• SET TASK:
Restate every line of the material, word for word.

--- EXTRACTED DATA ---

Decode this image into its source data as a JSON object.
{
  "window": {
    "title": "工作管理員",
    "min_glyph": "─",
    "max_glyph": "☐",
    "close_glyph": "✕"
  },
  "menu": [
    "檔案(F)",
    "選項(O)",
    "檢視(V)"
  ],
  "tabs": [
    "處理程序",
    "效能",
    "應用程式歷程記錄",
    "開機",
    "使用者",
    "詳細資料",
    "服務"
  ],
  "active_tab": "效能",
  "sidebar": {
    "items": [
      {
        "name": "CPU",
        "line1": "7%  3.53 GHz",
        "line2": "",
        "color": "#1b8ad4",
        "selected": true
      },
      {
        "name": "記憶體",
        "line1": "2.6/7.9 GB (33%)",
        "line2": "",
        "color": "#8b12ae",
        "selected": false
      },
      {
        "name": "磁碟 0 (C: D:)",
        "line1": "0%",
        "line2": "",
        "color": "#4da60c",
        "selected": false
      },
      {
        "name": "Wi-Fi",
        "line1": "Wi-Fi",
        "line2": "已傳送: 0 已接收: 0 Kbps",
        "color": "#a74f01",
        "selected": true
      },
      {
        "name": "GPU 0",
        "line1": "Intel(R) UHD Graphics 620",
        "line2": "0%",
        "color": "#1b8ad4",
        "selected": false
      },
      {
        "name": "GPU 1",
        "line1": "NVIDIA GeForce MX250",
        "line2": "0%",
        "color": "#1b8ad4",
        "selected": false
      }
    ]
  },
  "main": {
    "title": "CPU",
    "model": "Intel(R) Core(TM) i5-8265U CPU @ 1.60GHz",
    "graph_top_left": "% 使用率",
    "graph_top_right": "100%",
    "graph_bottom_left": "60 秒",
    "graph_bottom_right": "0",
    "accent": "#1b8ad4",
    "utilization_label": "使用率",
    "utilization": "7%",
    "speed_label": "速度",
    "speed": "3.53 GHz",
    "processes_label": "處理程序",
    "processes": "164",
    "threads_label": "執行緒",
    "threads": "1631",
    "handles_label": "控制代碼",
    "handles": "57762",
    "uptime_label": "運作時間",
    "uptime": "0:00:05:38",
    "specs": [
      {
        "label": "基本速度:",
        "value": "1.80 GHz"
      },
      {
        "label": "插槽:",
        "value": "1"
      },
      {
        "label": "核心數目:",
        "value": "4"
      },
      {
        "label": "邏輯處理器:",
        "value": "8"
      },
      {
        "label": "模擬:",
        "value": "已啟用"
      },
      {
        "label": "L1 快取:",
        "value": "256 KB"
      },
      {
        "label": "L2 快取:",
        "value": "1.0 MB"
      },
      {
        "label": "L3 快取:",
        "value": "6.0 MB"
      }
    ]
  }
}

---

• SOLUTION TO THIS PROBLEM:
Decode this image into its source data as a JSON object.
{
  "window": {
    "title": "工作管理員",
    "min_glyph": "─",
    "max_glyph": "☐",
    "close_glyph": "✕"
  },
  "menu": [
    "檔案(F)",
    "選項(O)",
    "檢視(V)"
  ],
  "tabs": [
    "處理程序",
    "效能",
    "應用程式歷程記錄",
    "開機",
    "使用者",
    "詳細資料",
    "服務"
  ],
  "active_tab": "效能",
  "sidebar": {
    "items": [
      {
        "name": "CPU",
        "line1": "7%  3.53 GHz",
        "line2": "",
        "color": "#1b8ad4",
        "selected": true
      },
      {
        "name": "記憶體",
        "line1": "2.6/7.9 GB (33%)",
        "line2": "",
        "color": "#8b12ae",
        "selected": false
      },
      {
        "name": "磁碟 0 (C: D:)",
        "line1": "0%",
        "line2": "",
        "color": "#4da60c",
        "selected": false
      },
      {
        "name": "Wi-Fi",
        "line1": "Wi-Fi",
        "line2": "已傳送: 0 已接收: 0 Kbps",
        "color": "#a74f01",
        "selected": true
      },
      {
        "name": "GPU 0",
        "line1": "Intel(R) UHD Graphics 620",
        "line2": "0%",
        "color": "#1b8ad4",
        "selected": false
      },
      {
        "name": "GPU 1",
        "line1": "NVIDIA GeForce MX250",
        "line2": "0%",
        "color": "#1b8ad4",
        "selected": false
      }
    ]
  },
  "main": {
    "title": "CPU",
    "model": "Intel(R) Core(TM) i5-8265U CPU @ 1.60GHz",
    "graph_top_left": "% 使用率",
    "graph_top_right": "100%",
    "graph_bottom_left": "60 秒",
    "graph_bottom_right": "0",
    "accent": "#1b8ad4",
    "utilization_label": "使用率",
    "utilization": "7%",
    "speed_label": "速度",
    "speed": "3.53 GHz",
    "processes_label": "處理程序",
    "processes": "164",
    "threads_label": "執行緒",
    "threads": "1631",
    "handles_label": "控制代碼",
    "handles": "57762",
    "uptime_label": "運作時間",
    "uptime": "0:00:05:38",
    "specs": [
      {
        "label": "基本速度:",
        "value": "1.80 GHz"
      },
      {
        "label": "插槽:",
        "value": "1"
      },
      {
        "label": "核心數目:",
        "value": "4"
      },
      {
        "label": "邏輯處理器:",
        "value": "8"
      },
      {
        "label": "模擬:",
        "value": "已啟用"
      },
      {
        "label": "L1 快取:",
        "value": "256 KB"
      },
      {
        "label": "L2 快取:",
        "value": "1.0 MB"
      },
      {
        "label": "L3 快取:",
        "value": "6.0 MB"
      }
    ]
  }
}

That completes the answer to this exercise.